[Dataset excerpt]
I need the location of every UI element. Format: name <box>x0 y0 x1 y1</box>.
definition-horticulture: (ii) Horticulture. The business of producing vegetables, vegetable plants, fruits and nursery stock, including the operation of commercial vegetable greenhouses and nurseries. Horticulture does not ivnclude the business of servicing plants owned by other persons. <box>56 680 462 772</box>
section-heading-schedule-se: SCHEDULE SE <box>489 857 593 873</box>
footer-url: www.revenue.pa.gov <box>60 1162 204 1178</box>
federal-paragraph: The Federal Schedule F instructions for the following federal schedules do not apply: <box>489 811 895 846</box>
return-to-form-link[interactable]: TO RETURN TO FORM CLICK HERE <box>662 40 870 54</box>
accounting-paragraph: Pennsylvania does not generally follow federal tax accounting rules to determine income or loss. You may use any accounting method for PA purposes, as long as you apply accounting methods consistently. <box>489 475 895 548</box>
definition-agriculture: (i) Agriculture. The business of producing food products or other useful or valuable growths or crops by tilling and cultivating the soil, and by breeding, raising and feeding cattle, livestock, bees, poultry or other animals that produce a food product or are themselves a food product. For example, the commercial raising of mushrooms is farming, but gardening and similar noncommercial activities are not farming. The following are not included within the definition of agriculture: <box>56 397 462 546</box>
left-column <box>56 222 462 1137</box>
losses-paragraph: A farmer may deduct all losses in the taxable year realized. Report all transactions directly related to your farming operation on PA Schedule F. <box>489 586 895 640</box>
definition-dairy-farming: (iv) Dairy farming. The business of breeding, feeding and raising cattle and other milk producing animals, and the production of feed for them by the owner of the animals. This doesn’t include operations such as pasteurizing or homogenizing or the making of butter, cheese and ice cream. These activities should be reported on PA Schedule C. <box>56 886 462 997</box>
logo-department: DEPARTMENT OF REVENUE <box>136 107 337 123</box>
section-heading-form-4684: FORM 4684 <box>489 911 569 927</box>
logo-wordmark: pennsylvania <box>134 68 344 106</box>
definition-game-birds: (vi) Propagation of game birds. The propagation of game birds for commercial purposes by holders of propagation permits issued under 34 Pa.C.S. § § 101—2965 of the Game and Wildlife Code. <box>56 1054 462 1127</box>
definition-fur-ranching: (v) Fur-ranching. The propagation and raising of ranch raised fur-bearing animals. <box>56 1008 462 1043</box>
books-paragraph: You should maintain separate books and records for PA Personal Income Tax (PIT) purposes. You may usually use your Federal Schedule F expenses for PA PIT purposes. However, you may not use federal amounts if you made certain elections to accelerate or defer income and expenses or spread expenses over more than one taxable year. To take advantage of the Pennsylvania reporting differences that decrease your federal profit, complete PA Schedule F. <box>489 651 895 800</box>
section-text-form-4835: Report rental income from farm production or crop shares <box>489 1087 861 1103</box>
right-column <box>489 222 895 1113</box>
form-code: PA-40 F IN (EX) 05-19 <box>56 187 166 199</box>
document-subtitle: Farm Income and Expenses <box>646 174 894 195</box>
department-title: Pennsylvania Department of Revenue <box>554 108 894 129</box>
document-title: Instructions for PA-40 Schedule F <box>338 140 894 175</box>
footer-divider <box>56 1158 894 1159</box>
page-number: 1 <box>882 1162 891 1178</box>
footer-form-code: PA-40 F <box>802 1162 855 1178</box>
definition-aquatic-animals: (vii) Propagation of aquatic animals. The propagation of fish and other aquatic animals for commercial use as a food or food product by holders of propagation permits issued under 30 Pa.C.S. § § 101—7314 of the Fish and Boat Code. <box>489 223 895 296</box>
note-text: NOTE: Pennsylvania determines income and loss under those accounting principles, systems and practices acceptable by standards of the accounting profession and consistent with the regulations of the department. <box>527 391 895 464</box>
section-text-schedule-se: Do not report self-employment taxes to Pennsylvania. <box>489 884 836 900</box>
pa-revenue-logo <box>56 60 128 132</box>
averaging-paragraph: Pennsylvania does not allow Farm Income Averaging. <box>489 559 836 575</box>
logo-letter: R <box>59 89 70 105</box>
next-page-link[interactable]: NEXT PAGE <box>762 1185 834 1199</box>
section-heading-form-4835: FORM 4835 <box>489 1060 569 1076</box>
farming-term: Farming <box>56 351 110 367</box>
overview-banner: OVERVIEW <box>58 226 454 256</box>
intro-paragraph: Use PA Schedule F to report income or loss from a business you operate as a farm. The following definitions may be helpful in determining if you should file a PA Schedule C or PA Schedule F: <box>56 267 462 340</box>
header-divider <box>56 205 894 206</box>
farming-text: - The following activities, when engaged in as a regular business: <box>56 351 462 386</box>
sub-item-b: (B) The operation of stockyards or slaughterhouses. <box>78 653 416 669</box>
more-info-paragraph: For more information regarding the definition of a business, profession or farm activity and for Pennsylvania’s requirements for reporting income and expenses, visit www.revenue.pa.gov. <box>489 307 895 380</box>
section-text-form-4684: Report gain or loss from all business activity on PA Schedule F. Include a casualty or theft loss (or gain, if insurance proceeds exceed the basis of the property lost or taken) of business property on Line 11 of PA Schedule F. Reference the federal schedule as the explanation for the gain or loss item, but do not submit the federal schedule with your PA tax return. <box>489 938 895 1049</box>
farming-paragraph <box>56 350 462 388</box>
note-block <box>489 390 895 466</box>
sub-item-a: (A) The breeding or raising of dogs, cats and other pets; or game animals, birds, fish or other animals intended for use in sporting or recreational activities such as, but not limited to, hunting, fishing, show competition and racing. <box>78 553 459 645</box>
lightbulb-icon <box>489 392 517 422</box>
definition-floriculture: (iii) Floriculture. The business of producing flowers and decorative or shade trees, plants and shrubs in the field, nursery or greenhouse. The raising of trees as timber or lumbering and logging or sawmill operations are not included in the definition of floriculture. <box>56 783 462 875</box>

### WORK REQUIRED
Could you copy the data above word for word, from its first line through the line containing "section-heading-schedule-se: SCHEDULE SE", including both of those lines?

### TASK ANSWER
I need the location of every UI element. Format: name <box>x0 y0 x1 y1</box>.
definition-horticulture: (ii) Horticulture. The business of producing vegetables, vegetable plants, fruits and nursery stock, including the operation of commercial vegetable greenhouses and nurseries. Horticulture does not ivnclude the business of servicing plants owned by other persons. <box>56 680 462 772</box>
section-heading-schedule-se: SCHEDULE SE <box>489 857 593 873</box>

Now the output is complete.